Find the string "message" and gather every line that holds it.

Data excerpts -

──────────────────────────────

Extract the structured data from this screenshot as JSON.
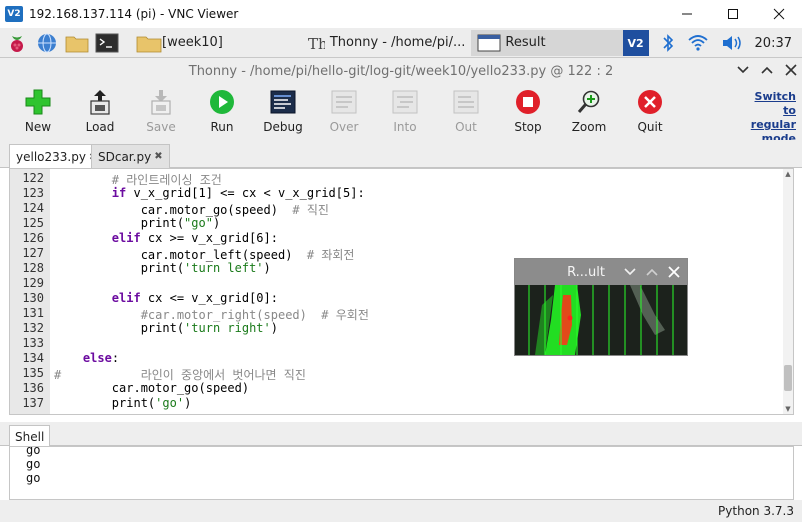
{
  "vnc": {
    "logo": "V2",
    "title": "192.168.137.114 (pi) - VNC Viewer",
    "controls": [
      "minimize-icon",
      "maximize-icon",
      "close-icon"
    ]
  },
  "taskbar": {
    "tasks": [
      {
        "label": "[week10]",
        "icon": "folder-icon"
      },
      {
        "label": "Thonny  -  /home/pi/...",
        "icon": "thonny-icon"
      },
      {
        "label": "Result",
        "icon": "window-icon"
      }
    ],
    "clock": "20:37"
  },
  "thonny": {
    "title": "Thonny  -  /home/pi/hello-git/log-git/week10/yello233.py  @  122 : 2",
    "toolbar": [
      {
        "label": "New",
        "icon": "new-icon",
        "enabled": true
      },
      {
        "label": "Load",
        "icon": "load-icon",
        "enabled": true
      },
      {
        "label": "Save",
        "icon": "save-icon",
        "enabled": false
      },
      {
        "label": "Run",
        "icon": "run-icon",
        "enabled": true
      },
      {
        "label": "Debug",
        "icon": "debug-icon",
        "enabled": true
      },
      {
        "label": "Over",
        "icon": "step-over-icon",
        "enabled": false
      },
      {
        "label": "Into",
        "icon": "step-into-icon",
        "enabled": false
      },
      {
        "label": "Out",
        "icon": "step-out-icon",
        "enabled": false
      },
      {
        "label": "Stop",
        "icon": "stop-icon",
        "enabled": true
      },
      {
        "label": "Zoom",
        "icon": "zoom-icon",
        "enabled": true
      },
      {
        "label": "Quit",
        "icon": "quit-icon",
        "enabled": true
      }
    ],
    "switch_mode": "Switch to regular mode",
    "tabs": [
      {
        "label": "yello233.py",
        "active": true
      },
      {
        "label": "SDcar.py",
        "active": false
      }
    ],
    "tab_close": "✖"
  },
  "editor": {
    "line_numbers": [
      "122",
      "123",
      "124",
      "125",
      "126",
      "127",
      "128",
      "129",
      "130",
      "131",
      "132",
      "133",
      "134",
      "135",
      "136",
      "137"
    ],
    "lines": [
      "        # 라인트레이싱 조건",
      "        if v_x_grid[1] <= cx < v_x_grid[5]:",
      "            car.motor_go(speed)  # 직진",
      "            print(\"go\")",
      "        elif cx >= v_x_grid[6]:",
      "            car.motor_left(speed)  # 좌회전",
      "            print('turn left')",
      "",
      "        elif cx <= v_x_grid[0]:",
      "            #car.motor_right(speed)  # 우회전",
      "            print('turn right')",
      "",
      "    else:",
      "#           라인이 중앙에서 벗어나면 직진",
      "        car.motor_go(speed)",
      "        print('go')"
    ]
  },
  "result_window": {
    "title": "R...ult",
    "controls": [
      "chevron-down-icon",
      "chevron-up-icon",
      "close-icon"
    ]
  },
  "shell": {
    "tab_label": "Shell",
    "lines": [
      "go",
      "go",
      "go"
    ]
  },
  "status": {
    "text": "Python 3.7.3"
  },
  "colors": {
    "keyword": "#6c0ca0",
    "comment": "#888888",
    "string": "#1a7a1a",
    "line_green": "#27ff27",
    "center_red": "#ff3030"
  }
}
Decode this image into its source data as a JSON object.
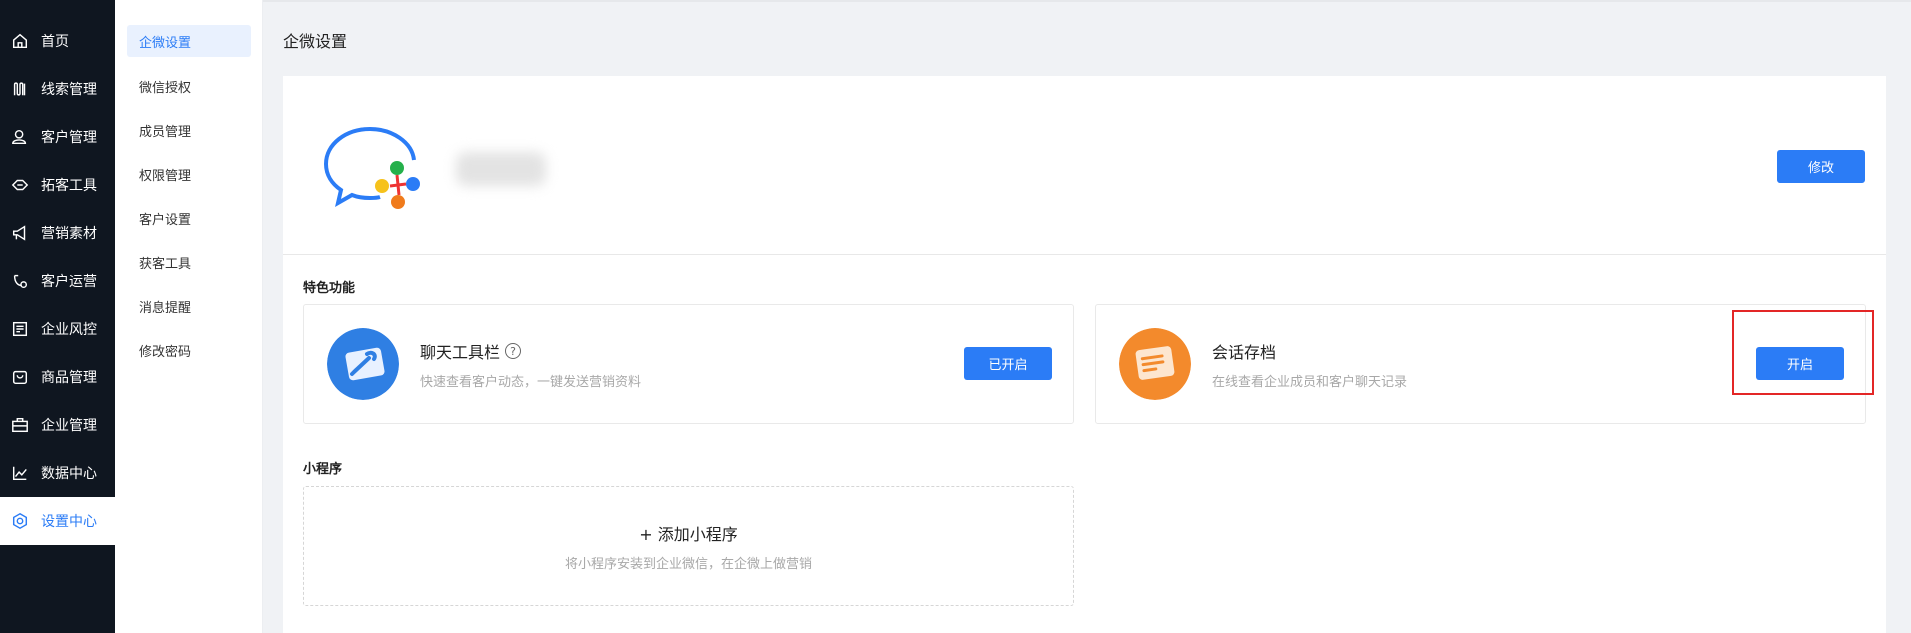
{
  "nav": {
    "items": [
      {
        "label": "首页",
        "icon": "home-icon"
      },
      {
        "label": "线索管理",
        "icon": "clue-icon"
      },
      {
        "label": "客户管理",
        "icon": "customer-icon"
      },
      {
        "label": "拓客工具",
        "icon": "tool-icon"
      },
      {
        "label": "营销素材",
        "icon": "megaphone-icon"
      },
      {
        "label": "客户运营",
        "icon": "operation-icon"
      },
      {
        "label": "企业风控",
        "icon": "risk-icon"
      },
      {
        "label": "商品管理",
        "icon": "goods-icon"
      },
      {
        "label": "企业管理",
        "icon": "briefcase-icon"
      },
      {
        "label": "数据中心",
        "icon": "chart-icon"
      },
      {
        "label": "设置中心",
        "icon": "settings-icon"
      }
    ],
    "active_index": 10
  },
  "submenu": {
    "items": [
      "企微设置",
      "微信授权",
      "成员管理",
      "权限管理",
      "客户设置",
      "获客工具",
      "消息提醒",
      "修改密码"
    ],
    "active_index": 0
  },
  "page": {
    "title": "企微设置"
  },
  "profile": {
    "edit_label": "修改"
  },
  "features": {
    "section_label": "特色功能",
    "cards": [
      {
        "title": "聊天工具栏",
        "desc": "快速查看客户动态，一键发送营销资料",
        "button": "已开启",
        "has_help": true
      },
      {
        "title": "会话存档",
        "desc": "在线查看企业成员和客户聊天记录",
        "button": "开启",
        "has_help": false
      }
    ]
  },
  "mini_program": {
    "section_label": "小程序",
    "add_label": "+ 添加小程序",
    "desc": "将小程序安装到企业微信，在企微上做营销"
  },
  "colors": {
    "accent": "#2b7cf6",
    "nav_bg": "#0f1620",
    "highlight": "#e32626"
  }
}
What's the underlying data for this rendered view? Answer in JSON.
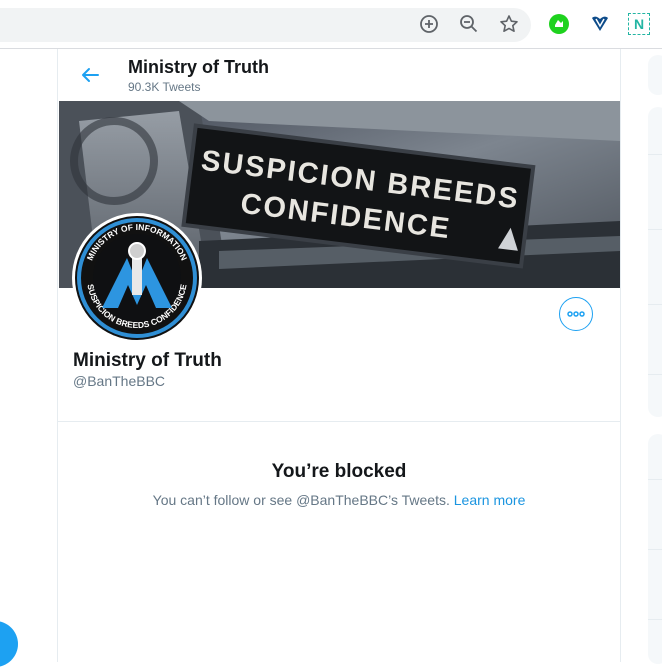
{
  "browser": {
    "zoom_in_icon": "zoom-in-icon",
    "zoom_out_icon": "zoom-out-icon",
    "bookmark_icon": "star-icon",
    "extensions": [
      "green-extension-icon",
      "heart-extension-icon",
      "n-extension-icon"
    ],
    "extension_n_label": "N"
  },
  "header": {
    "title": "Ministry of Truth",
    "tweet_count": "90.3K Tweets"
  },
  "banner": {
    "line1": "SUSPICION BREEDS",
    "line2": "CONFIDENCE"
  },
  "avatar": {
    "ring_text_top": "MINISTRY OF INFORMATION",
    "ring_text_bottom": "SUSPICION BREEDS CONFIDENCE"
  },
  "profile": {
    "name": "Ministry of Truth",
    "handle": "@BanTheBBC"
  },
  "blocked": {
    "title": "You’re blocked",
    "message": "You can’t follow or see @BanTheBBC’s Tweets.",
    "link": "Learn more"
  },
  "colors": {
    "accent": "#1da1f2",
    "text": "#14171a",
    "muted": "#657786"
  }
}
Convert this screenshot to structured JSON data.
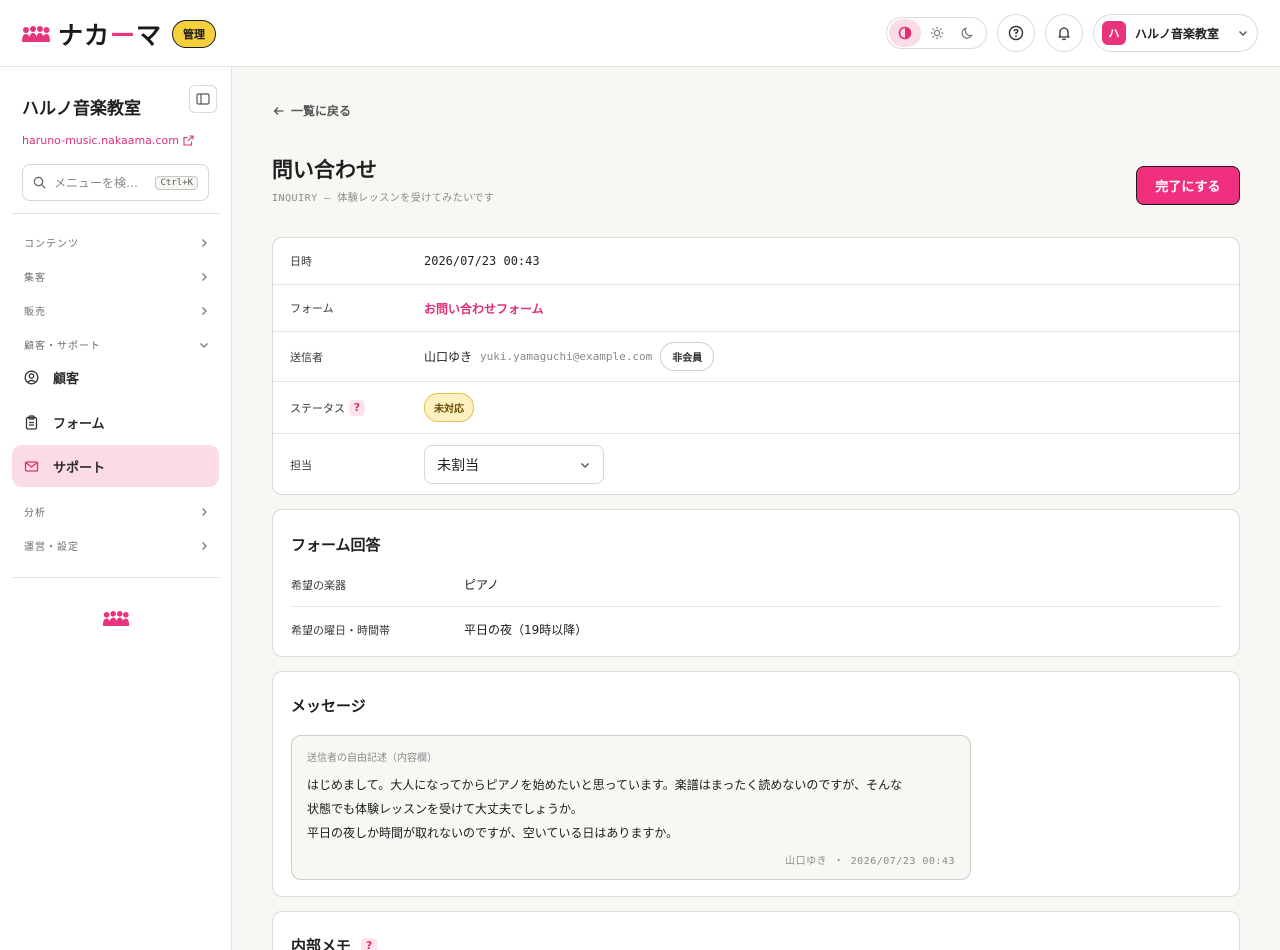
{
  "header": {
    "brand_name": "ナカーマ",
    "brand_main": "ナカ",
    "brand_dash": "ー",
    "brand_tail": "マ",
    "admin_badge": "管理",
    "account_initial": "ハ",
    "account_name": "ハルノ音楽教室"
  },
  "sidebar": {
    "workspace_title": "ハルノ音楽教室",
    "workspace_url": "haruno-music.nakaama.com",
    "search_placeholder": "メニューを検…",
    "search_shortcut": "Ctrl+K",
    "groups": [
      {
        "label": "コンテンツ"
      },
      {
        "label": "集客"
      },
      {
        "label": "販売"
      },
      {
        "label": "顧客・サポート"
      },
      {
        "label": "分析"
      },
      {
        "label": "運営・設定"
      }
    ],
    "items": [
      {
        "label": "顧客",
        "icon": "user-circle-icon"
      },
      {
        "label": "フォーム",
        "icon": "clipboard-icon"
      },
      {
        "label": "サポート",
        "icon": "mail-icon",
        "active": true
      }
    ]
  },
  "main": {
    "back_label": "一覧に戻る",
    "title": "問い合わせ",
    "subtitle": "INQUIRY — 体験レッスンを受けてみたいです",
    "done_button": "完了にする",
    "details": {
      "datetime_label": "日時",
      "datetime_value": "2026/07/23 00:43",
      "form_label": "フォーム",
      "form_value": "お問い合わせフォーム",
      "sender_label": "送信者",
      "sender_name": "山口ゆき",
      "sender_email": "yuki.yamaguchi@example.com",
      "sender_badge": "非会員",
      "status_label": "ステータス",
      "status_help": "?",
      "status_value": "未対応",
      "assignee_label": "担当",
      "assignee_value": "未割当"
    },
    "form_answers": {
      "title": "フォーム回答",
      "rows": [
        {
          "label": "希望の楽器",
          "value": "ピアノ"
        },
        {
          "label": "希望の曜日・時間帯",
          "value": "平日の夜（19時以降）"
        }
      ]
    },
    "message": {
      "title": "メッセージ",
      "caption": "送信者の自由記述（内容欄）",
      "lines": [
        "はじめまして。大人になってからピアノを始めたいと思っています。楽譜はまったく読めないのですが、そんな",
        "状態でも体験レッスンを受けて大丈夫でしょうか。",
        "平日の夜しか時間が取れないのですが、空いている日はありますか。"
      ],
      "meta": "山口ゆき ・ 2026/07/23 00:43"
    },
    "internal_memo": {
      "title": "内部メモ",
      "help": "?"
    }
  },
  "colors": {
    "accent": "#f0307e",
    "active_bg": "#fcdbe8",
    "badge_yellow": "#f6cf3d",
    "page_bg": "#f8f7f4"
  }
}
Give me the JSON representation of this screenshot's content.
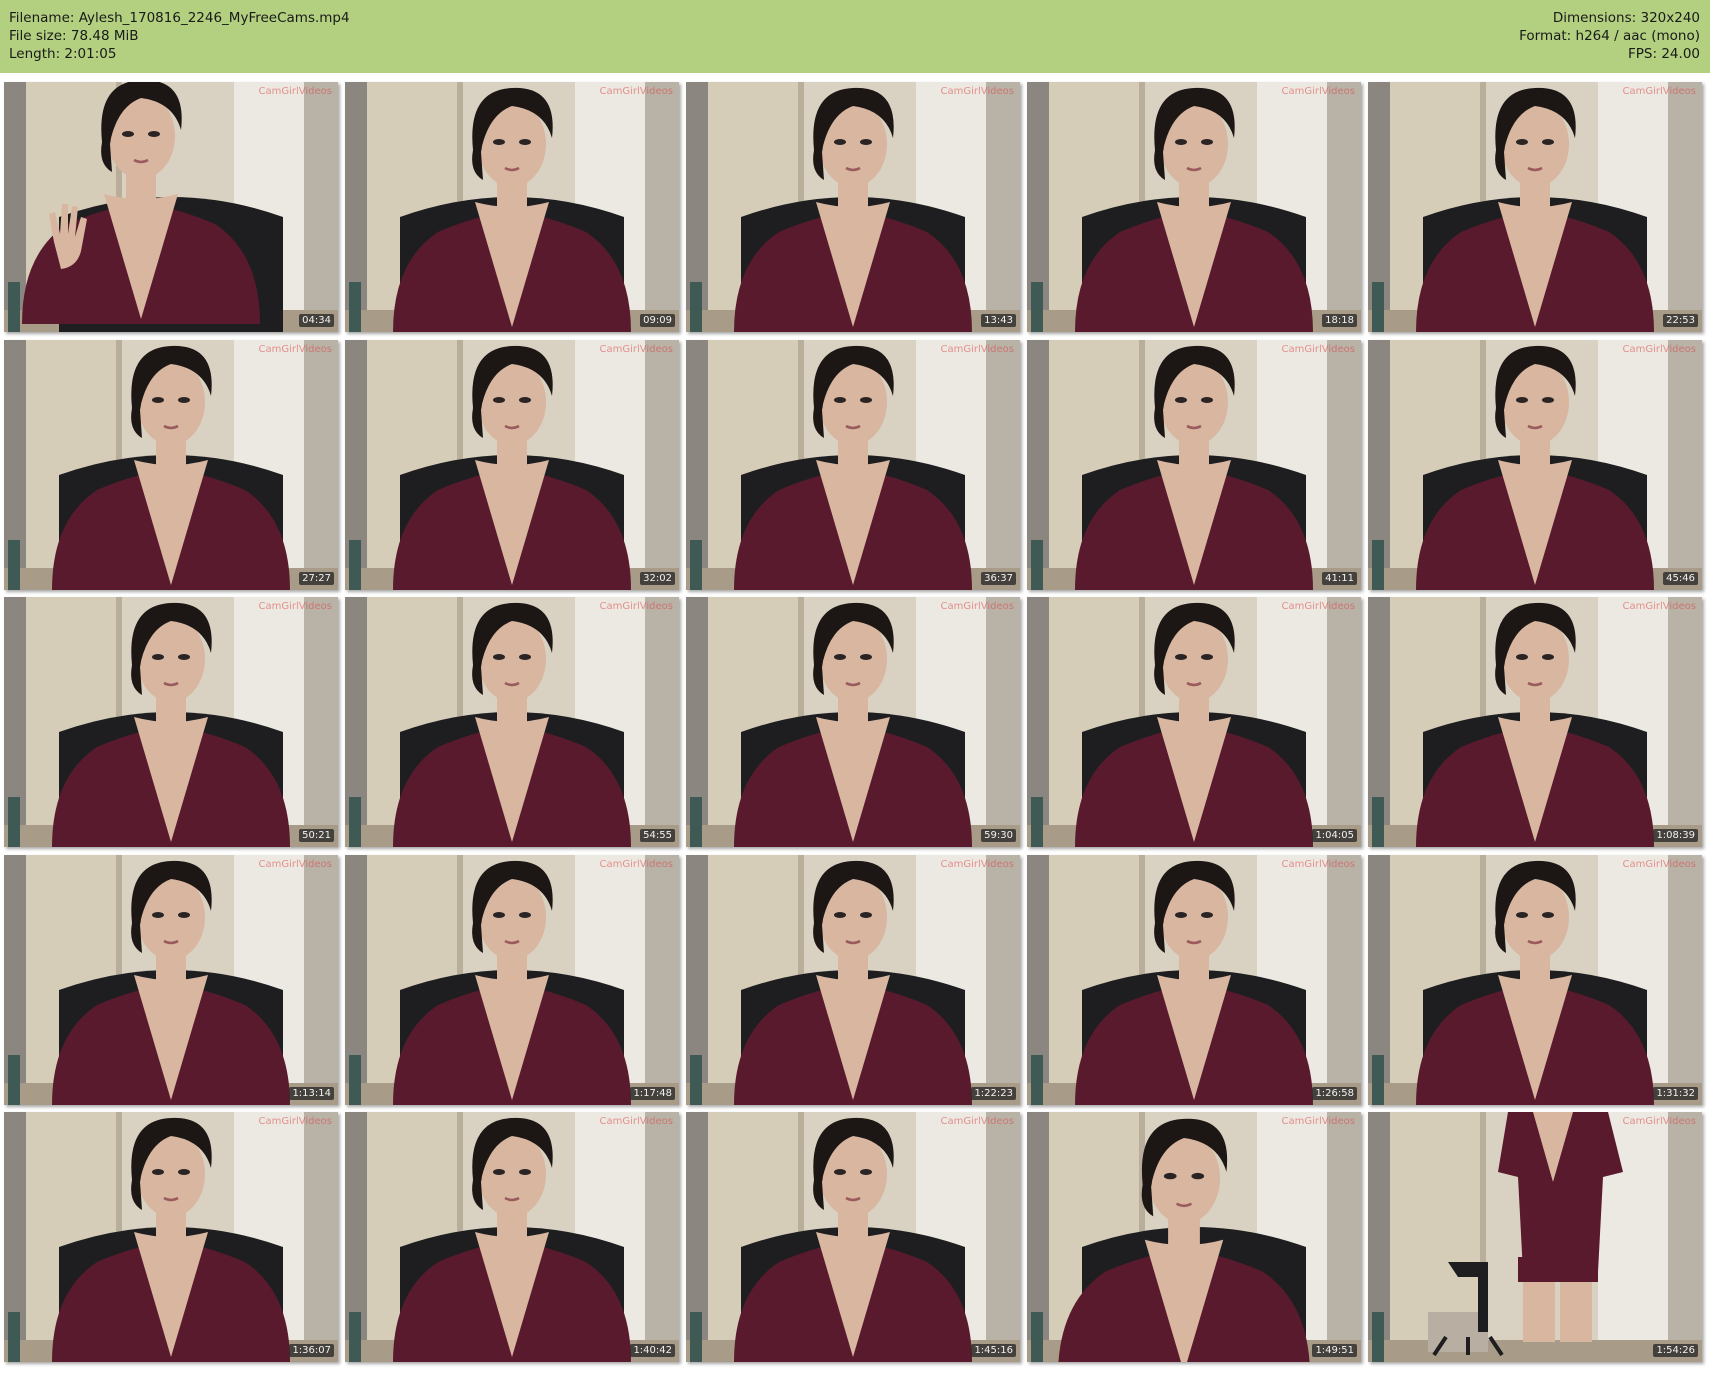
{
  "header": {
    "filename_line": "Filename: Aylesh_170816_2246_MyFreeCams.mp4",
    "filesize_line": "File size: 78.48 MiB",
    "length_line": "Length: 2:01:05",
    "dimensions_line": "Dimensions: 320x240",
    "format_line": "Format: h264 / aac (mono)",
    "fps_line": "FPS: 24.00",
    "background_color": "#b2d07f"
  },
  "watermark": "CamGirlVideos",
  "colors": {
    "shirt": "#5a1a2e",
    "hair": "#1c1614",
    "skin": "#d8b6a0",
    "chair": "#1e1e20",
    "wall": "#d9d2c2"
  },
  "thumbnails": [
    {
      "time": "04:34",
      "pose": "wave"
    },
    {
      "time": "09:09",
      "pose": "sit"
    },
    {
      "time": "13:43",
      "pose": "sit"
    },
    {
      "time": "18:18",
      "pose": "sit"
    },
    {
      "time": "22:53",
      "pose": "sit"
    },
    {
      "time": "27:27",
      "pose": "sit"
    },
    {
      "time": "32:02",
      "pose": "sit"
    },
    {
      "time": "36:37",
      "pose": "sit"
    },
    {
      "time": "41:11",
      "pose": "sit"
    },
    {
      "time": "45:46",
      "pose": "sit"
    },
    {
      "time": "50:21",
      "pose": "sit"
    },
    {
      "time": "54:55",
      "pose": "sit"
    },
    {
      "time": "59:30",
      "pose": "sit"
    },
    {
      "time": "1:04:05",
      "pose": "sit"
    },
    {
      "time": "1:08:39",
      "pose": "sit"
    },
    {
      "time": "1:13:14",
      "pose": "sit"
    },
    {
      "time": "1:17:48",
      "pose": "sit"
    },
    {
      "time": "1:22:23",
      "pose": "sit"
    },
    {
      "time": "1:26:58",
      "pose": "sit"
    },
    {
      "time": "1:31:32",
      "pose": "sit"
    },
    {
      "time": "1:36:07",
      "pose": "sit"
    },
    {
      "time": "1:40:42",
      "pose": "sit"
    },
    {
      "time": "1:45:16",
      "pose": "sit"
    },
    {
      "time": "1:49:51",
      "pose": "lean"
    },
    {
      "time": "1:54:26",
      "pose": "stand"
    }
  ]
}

──────────────────────────────

Task answer -
    "message": "You can’t follow or see @BanTheBBC’s Tweets.",
    "message": {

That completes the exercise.